> _DATA LISTING_
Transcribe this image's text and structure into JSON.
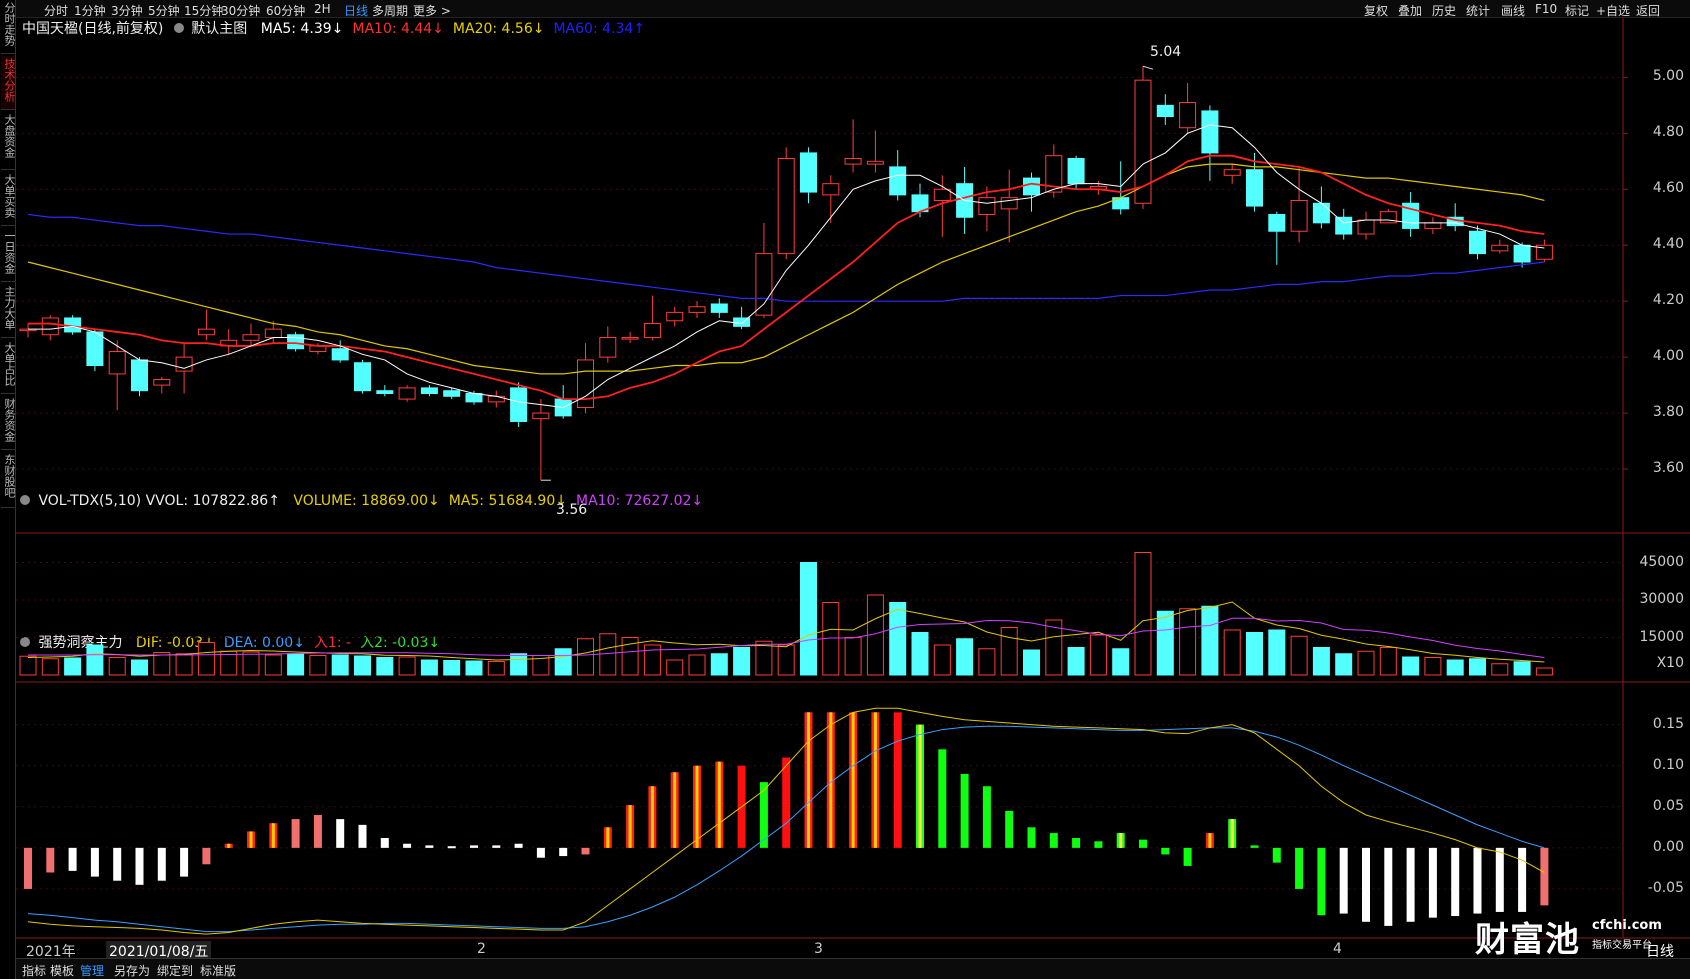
{
  "side_tabs": [
    {
      "label": "分时走势",
      "active": false
    },
    {
      "label": "技术分析",
      "active": true
    },
    {
      "label": "大盘资金",
      "active": false
    },
    {
      "label": "大单买卖",
      "active": false
    },
    {
      "label": "一日资金",
      "active": false
    },
    {
      "label": "主力大单",
      "active": false
    },
    {
      "label": "大单占比",
      "active": false
    },
    {
      "label": "财务资金",
      "active": false
    },
    {
      "label": "东财股吧",
      "active": false
    }
  ],
  "periods": [
    "分时",
    "1分钟",
    "3分钟",
    "5分钟",
    "15分钟",
    "30分钟",
    "60分钟",
    "2H",
    "日线",
    "多周期",
    "更多 >"
  ],
  "active_period": "日线",
  "tools": [
    "复权",
    "叠加",
    "历史",
    "统计",
    "画线",
    "F10",
    "标记",
    "+自选",
    "返回"
  ],
  "main_header": {
    "title": "中国天楹(日线,前复权)",
    "template": "默认主图",
    "indicators": [
      {
        "text": "MA5: 4.39↓",
        "color": "#ffffff"
      },
      {
        "text": "MA10: 4.44↓",
        "color": "#ff3030"
      },
      {
        "text": "MA20: 4.56↓",
        "color": "#e8d000"
      },
      {
        "text": "MA60: 4.34↑",
        "color": "#2020ff"
      }
    ]
  },
  "vol_header": {
    "title": "VOL-TDX(5,10) VVOL: 107822.86↑",
    "indicators": [
      {
        "text": "VOLUME: 18869.00↓",
        "color": "#e8d000"
      },
      {
        "text": "MA5: 51684.90↓",
        "color": "#e8d000"
      },
      {
        "text": "MA10: 72627.02↓",
        "color": "#d040ff"
      }
    ]
  },
  "macd_header": {
    "title": "强势洞察主力",
    "indicators": [
      {
        "text": "DIF: -0.03↓",
        "color": "#e8d000"
      },
      {
        "text": "DEA: 0.00↓",
        "color": "#3aa0ff"
      },
      {
        "text": "入1: -",
        "color": "#ff3030"
      },
      {
        "text": "入2: -0.03↓",
        "color": "#30e030"
      }
    ]
  },
  "price_axis": [
    "5.00",
    "4.80",
    "4.60",
    "4.40",
    "4.20",
    "4.00",
    "3.80",
    "3.60"
  ],
  "vol_axis": [
    "45000",
    "30000",
    "15000",
    "X10"
  ],
  "macd_axis": [
    "0.15",
    "0.10",
    "0.05",
    "0.00",
    "-0.05"
  ],
  "price_marks": {
    "high": "5.04",
    "low": "3.56"
  },
  "x_labels": [
    "2021年",
    "2021/01/08/五",
    "2",
    "3",
    "4"
  ],
  "period_label": "日线",
  "bottom_tools": [
    "指标",
    "模板",
    "管理",
    "另存为",
    "绑定到",
    "标准版"
  ],
  "active_bottom_tool": "管理",
  "watermark": {
    "brand": "财富池",
    "site": "cfchi.com",
    "tagline": "指标交易平台"
  },
  "chart_data": {
    "type": "candlestick",
    "ylim": [
      3.5,
      5.08
    ],
    "candles": [
      {
        "o": 4.1,
        "h": 4.12,
        "l": 4.07,
        "c": 4.1
      },
      {
        "o": 4.08,
        "h": 4.15,
        "l": 4.06,
        "c": 4.14
      },
      {
        "o": 4.14,
        "h": 4.15,
        "l": 4.08,
        "c": 4.09
      },
      {
        "o": 4.09,
        "h": 4.1,
        "l": 3.95,
        "c": 3.97
      },
      {
        "o": 3.94,
        "h": 4.06,
        "l": 3.81,
        "c": 4.02
      },
      {
        "o": 3.99,
        "h": 4.0,
        "l": 3.86,
        "c": 3.88
      },
      {
        "o": 3.9,
        "h": 3.93,
        "l": 3.87,
        "c": 3.92
      },
      {
        "o": 3.95,
        "h": 4.05,
        "l": 3.87,
        "c": 4.0
      },
      {
        "o": 4.08,
        "h": 4.17,
        "l": 4.06,
        "c": 4.1
      },
      {
        "o": 4.04,
        "h": 4.1,
        "l": 4.01,
        "c": 4.06
      },
      {
        "o": 4.06,
        "h": 4.12,
        "l": 4.04,
        "c": 4.08
      },
      {
        "o": 4.07,
        "h": 4.13,
        "l": 4.05,
        "c": 4.1
      },
      {
        "o": 4.08,
        "h": 4.09,
        "l": 4.02,
        "c": 4.03
      },
      {
        "o": 4.02,
        "h": 4.05,
        "l": 4.01,
        "c": 4.04
      },
      {
        "o": 4.03,
        "h": 4.06,
        "l": 3.98,
        "c": 3.99
      },
      {
        "o": 3.98,
        "h": 3.99,
        "l": 3.87,
        "c": 3.88
      },
      {
        "o": 3.88,
        "h": 3.9,
        "l": 3.86,
        "c": 3.87
      },
      {
        "o": 3.85,
        "h": 3.9,
        "l": 3.84,
        "c": 3.89
      },
      {
        "o": 3.89,
        "h": 3.9,
        "l": 3.86,
        "c": 3.87
      },
      {
        "o": 3.88,
        "h": 3.89,
        "l": 3.85,
        "c": 3.86
      },
      {
        "o": 3.87,
        "h": 3.88,
        "l": 3.83,
        "c": 3.84
      },
      {
        "o": 3.84,
        "h": 3.88,
        "l": 3.82,
        "c": 3.86
      },
      {
        "o": 3.89,
        "h": 3.91,
        "l": 3.75,
        "c": 3.77
      },
      {
        "o": 3.78,
        "h": 3.85,
        "l": 3.56,
        "c": 3.8
      },
      {
        "o": 3.85,
        "h": 3.9,
        "l": 3.78,
        "c": 3.79
      },
      {
        "o": 3.82,
        "h": 4.05,
        "l": 3.8,
        "c": 3.99
      },
      {
        "o": 4.0,
        "h": 4.11,
        "l": 3.98,
        "c": 4.07
      },
      {
        "o": 4.07,
        "h": 4.09,
        "l": 4.05,
        "c": 4.07
      },
      {
        "o": 4.07,
        "h": 4.22,
        "l": 4.06,
        "c": 4.12
      },
      {
        "o": 4.13,
        "h": 4.18,
        "l": 4.11,
        "c": 4.16
      },
      {
        "o": 4.16,
        "h": 4.2,
        "l": 4.14,
        "c": 4.18
      },
      {
        "o": 4.19,
        "h": 4.21,
        "l": 4.14,
        "c": 4.16
      },
      {
        "o": 4.14,
        "h": 4.18,
        "l": 4.1,
        "c": 4.11
      },
      {
        "o": 4.15,
        "h": 4.48,
        "l": 4.14,
        "c": 4.37
      },
      {
        "o": 4.37,
        "h": 4.75,
        "l": 4.35,
        "c": 4.71
      },
      {
        "o": 4.73,
        "h": 4.75,
        "l": 4.55,
        "c": 4.59
      },
      {
        "o": 4.58,
        "h": 4.65,
        "l": 4.48,
        "c": 4.62
      },
      {
        "o": 4.69,
        "h": 4.85,
        "l": 4.66,
        "c": 4.71
      },
      {
        "o": 4.69,
        "h": 4.81,
        "l": 4.66,
        "c": 4.7
      },
      {
        "o": 4.68,
        "h": 4.74,
        "l": 4.56,
        "c": 4.58
      },
      {
        "o": 4.58,
        "h": 4.62,
        "l": 4.5,
        "c": 4.52
      },
      {
        "o": 4.56,
        "h": 4.65,
        "l": 4.43,
        "c": 4.6
      },
      {
        "o": 4.62,
        "h": 4.68,
        "l": 4.44,
        "c": 4.5
      },
      {
        "o": 4.51,
        "h": 4.61,
        "l": 4.45,
        "c": 4.57
      },
      {
        "o": 4.53,
        "h": 4.67,
        "l": 4.41,
        "c": 4.57
      },
      {
        "o": 4.64,
        "h": 4.66,
        "l": 4.52,
        "c": 4.58
      },
      {
        "o": 4.59,
        "h": 4.76,
        "l": 4.57,
        "c": 4.72
      },
      {
        "o": 4.71,
        "h": 4.72,
        "l": 4.6,
        "c": 4.62
      },
      {
        "o": 4.6,
        "h": 4.63,
        "l": 4.58,
        "c": 4.61
      },
      {
        "o": 4.57,
        "h": 4.7,
        "l": 4.51,
        "c": 4.53
      },
      {
        "o": 4.55,
        "h": 5.04,
        "l": 4.53,
        "c": 4.99
      },
      {
        "o": 4.9,
        "h": 4.94,
        "l": 4.83,
        "c": 4.86
      },
      {
        "o": 4.82,
        "h": 4.98,
        "l": 4.8,
        "c": 4.91
      },
      {
        "o": 4.88,
        "h": 4.9,
        "l": 4.63,
        "c": 4.73
      },
      {
        "o": 4.65,
        "h": 4.69,
        "l": 4.62,
        "c": 4.67
      },
      {
        "o": 4.67,
        "h": 4.73,
        "l": 4.52,
        "c": 4.54
      },
      {
        "o": 4.51,
        "h": 4.52,
        "l": 4.33,
        "c": 4.45
      },
      {
        "o": 4.45,
        "h": 4.68,
        "l": 4.41,
        "c": 4.56
      },
      {
        "o": 4.55,
        "h": 4.61,
        "l": 4.46,
        "c": 4.48
      },
      {
        "o": 4.5,
        "h": 4.53,
        "l": 4.42,
        "c": 4.44
      },
      {
        "o": 4.44,
        "h": 4.52,
        "l": 4.42,
        "c": 4.49
      },
      {
        "o": 4.48,
        "h": 4.53,
        "l": 4.48,
        "c": 4.52
      },
      {
        "o": 4.55,
        "h": 4.59,
        "l": 4.43,
        "c": 4.46
      },
      {
        "o": 4.46,
        "h": 4.5,
        "l": 4.44,
        "c": 4.48
      },
      {
        "o": 4.5,
        "h": 4.55,
        "l": 4.45,
        "c": 4.47
      },
      {
        "o": 4.45,
        "h": 4.47,
        "l": 4.35,
        "c": 4.37
      },
      {
        "o": 4.38,
        "h": 4.42,
        "l": 4.37,
        "c": 4.4
      },
      {
        "o": 4.4,
        "h": 4.41,
        "l": 4.32,
        "c": 4.34
      },
      {
        "o": 4.35,
        "h": 4.42,
        "l": 4.34,
        "c": 4.4
      }
    ],
    "ma5": [
      4.1,
      4.1,
      4.11,
      4.09,
      4.04,
      3.99,
      3.98,
      3.96,
      3.99,
      4.01,
      4.04,
      4.07,
      4.07,
      4.06,
      4.04,
      4.01,
      3.99,
      3.94,
      3.91,
      3.89,
      3.87,
      3.86,
      3.84,
      3.83,
      3.82,
      3.86,
      3.92,
      3.96,
      4.0,
      4.04,
      4.09,
      4.13,
      4.12,
      4.19,
      4.31,
      4.4,
      4.5,
      4.6,
      4.63,
      4.65,
      4.65,
      4.61,
      4.56,
      4.55,
      4.56,
      4.57,
      4.6,
      4.62,
      4.62,
      4.61,
      4.69,
      4.73,
      4.8,
      4.83,
      4.82,
      4.75,
      4.66,
      4.6,
      4.55,
      4.48,
      4.49,
      4.49,
      4.48,
      4.48,
      4.48,
      4.46,
      4.44,
      4.4,
      4.39
    ],
    "ma10": [
      4.12,
      4.12,
      4.11,
      4.1,
      4.09,
      4.08,
      4.06,
      4.05,
      4.05,
      4.04,
      4.04,
      4.05,
      4.05,
      4.04,
      4.04,
      4.03,
      4.02,
      4.0,
      3.98,
      3.96,
      3.94,
      3.92,
      3.9,
      3.88,
      3.85,
      3.85,
      3.86,
      3.89,
      3.91,
      3.94,
      3.98,
      4.02,
      4.04,
      4.1,
      4.16,
      4.22,
      4.28,
      4.34,
      4.41,
      4.48,
      4.52,
      4.55,
      4.57,
      4.59,
      4.6,
      4.62,
      4.61,
      4.6,
      4.6,
      4.59,
      4.61,
      4.65,
      4.7,
      4.72,
      4.72,
      4.7,
      4.69,
      4.68,
      4.66,
      4.62,
      4.58,
      4.55,
      4.53,
      4.51,
      4.49,
      4.48,
      4.47,
      4.45,
      4.44
    ],
    "ma20": [
      4.34,
      4.32,
      4.3,
      4.28,
      4.26,
      4.24,
      4.22,
      4.2,
      4.18,
      4.16,
      4.14,
      4.12,
      4.11,
      4.09,
      4.08,
      4.06,
      4.04,
      4.03,
      4.01,
      3.99,
      3.97,
      3.96,
      3.95,
      3.94,
      3.94,
      3.95,
      3.95,
      3.95,
      3.96,
      3.97,
      3.97,
      3.98,
      3.98,
      4.0,
      4.04,
      4.08,
      4.12,
      4.16,
      4.21,
      4.26,
      4.3,
      4.34,
      4.37,
      4.4,
      4.43,
      4.46,
      4.49,
      4.52,
      4.54,
      4.57,
      4.61,
      4.65,
      4.68,
      4.69,
      4.69,
      4.68,
      4.68,
      4.67,
      4.66,
      4.65,
      4.64,
      4.64,
      4.63,
      4.62,
      4.61,
      4.6,
      4.59,
      4.58,
      4.56
    ],
    "ma60": [
      4.51,
      4.5,
      4.5,
      4.49,
      4.48,
      4.47,
      4.47,
      4.46,
      4.45,
      4.44,
      4.44,
      4.43,
      4.42,
      4.41,
      4.4,
      4.39,
      4.38,
      4.37,
      4.36,
      4.35,
      4.34,
      4.32,
      4.31,
      4.3,
      4.29,
      4.28,
      4.27,
      4.26,
      4.25,
      4.24,
      4.23,
      4.22,
      4.21,
      4.21,
      4.2,
      4.2,
      4.2,
      4.2,
      4.2,
      4.2,
      4.2,
      4.2,
      4.21,
      4.21,
      4.21,
      4.21,
      4.21,
      4.21,
      4.21,
      4.22,
      4.22,
      4.22,
      4.23,
      4.24,
      4.24,
      4.25,
      4.26,
      4.26,
      4.27,
      4.27,
      4.28,
      4.29,
      4.29,
      4.3,
      4.3,
      4.31,
      4.32,
      4.33,
      4.34
    ],
    "volume": {
      "ylim": [
        0,
        52000
      ],
      "values": [
        7500,
        6500,
        6800,
        12000,
        7000,
        6000,
        9000,
        8500,
        13000,
        9500,
        9200,
        8000,
        8500,
        7800,
        8000,
        7600,
        7000,
        7200,
        6000,
        5800,
        5600,
        5400,
        8500,
        7800,
        10500,
        14500,
        16500,
        15000,
        12000,
        6000,
        8000,
        8500,
        11000,
        13500,
        12000,
        45000,
        29000,
        15000,
        32000,
        29000,
        17000,
        12000,
        14500,
        10500,
        19000,
        10000,
        22000,
        11000,
        16000,
        10500,
        49000,
        25500,
        26500,
        27500,
        18000,
        17000,
        18000,
        15500,
        11000,
        8500,
        9500,
        11000,
        7200,
        7000,
        6000,
        6500,
        4500,
        5300,
        2800
      ],
      "ma5": [
        7000,
        7200,
        7500,
        8500,
        8200,
        7500,
        8000,
        8200,
        9000,
        9500,
        9800,
        9600,
        9200,
        8900,
        8600,
        8500,
        7900,
        7800,
        7600,
        7000,
        6500,
        6000,
        6200,
        6600,
        7400,
        8800,
        10800,
        12400,
        13700,
        12800,
        12100,
        12300,
        11700,
        11800,
        11300,
        16000,
        18300,
        18000,
        22500,
        26300,
        24600,
        22800,
        21200,
        17200,
        15000,
        13600,
        15300,
        16200,
        17100,
        13900,
        21700,
        23100,
        25800,
        27000,
        29200,
        22700,
        20000,
        18600,
        15900,
        14300,
        12400,
        11400,
        10100,
        8600,
        7900,
        7000,
        6300,
        5800,
        5200
      ],
      "ma10": [
        8000,
        8000,
        8000,
        8100,
        8100,
        8000,
        8000,
        8000,
        8100,
        8200,
        8300,
        8400,
        8600,
        8800,
        8900,
        8900,
        8900,
        8900,
        8700,
        8500,
        8100,
        7900,
        7800,
        7800,
        7800,
        8000,
        8600,
        9300,
        10000,
        10200,
        10400,
        11100,
        11800,
        12300,
        12300,
        14000,
        14800,
        14800,
        16500,
        19100,
        20200,
        20400,
        20600,
        21800,
        21700,
        20800,
        19100,
        17700,
        16300,
        15700,
        17600,
        18000,
        19200,
        19800,
        22700,
        22700,
        21600,
        21800,
        20800,
        18200,
        17900,
        16800,
        15200,
        13800,
        11900,
        10600,
        9600,
        8200,
        7000
      ]
    },
    "macd": {
      "ylim": [
        -0.1,
        0.18
      ],
      "hist": [
        -0.05,
        -0.03,
        -0.028,
        -0.035,
        -0.04,
        -0.045,
        -0.04,
        -0.035,
        -0.02,
        0.005,
        0.02,
        0.03,
        0.035,
        0.04,
        0.035,
        0.028,
        0.012,
        0.005,
        0.003,
        0.002,
        0.003,
        0.003,
        0.005,
        -0.012,
        -0.01,
        -0.008,
        0.025,
        0.052,
        0.075,
        0.092,
        0.1,
        0.105,
        0.1,
        0.08,
        0.11,
        0.165,
        0.165,
        0.165,
        0.165,
        0.165,
        0.15,
        0.12,
        0.09,
        0.075,
        0.045,
        0.025,
        0.018,
        0.012,
        0.008,
        0.018,
        0.01,
        -0.008,
        -0.022,
        0.018,
        0.035,
        0.003,
        -0.018,
        -0.05,
        -0.082,
        -0.08,
        -0.09,
        -0.095,
        -0.09,
        -0.085,
        -0.083,
        -0.08,
        -0.078,
        -0.078,
        -0.07
      ],
      "hist_style": [
        "pink",
        "pink",
        "white",
        "white",
        "white",
        "white",
        "white",
        "white",
        "pink",
        "ry",
        "ry",
        "ry",
        "pink",
        "pink",
        "white",
        "white",
        "white",
        "white",
        "white",
        "white",
        "white",
        "white",
        "white",
        "white",
        "white",
        "pink",
        "ry",
        "ry",
        "ry",
        "ry",
        "ry",
        "ry",
        "red",
        "green",
        "red",
        "ry",
        "ry",
        "ry",
        "ry",
        "red",
        "gy",
        "green",
        "green",
        "green",
        "green",
        "green",
        "green",
        "green",
        "green",
        "gy",
        "green",
        "green",
        "green",
        "ry",
        "gy",
        "green",
        "green",
        "green",
        "green",
        "white",
        "white",
        "white",
        "white",
        "white",
        "white",
        "white",
        "white",
        "white",
        "pink"
      ],
      "dif": [
        -0.09,
        -0.093,
        -0.095,
        -0.096,
        -0.097,
        -0.098,
        -0.1,
        -0.103,
        -0.105,
        -0.103,
        -0.098,
        -0.093,
        -0.09,
        -0.088,
        -0.09,
        -0.092,
        -0.093,
        -0.094,
        -0.095,
        -0.096,
        -0.097,
        -0.098,
        -0.099,
        -0.1,
        -0.1,
        -0.09,
        -0.07,
        -0.05,
        -0.03,
        -0.01,
        0.01,
        0.03,
        0.05,
        0.07,
        0.1,
        0.13,
        0.15,
        0.165,
        0.17,
        0.17,
        0.165,
        0.16,
        0.156,
        0.154,
        0.152,
        0.15,
        0.148,
        0.147,
        0.146,
        0.145,
        0.144,
        0.14,
        0.139,
        0.146,
        0.15,
        0.14,
        0.12,
        0.1,
        0.075,
        0.055,
        0.04,
        0.032,
        0.025,
        0.018,
        0.01,
        0.0,
        -0.005,
        -0.015,
        -0.03
      ],
      "dea": [
        -0.08,
        -0.082,
        -0.085,
        -0.088,
        -0.09,
        -0.093,
        -0.096,
        -0.099,
        -0.102,
        -0.102,
        -0.1,
        -0.098,
        -0.096,
        -0.094,
        -0.093,
        -0.093,
        -0.092,
        -0.092,
        -0.093,
        -0.094,
        -0.095,
        -0.096,
        -0.097,
        -0.098,
        -0.098,
        -0.096,
        -0.09,
        -0.082,
        -0.072,
        -0.06,
        -0.045,
        -0.028,
        -0.01,
        0.01,
        0.03,
        0.055,
        0.08,
        0.1,
        0.118,
        0.13,
        0.138,
        0.144,
        0.147,
        0.148,
        0.148,
        0.147,
        0.146,
        0.145,
        0.144,
        0.143,
        0.143,
        0.144,
        0.145,
        0.146,
        0.146,
        0.142,
        0.135,
        0.125,
        0.113,
        0.1,
        0.088,
        0.076,
        0.064,
        0.052,
        0.04,
        0.028,
        0.018,
        0.008,
        0.0
      ]
    }
  }
}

> _WHAT IS ASKED_
Give the number of lines above in which the word "text" occurs, with nothing else.

> _ANSWER TO THIS TASK_
12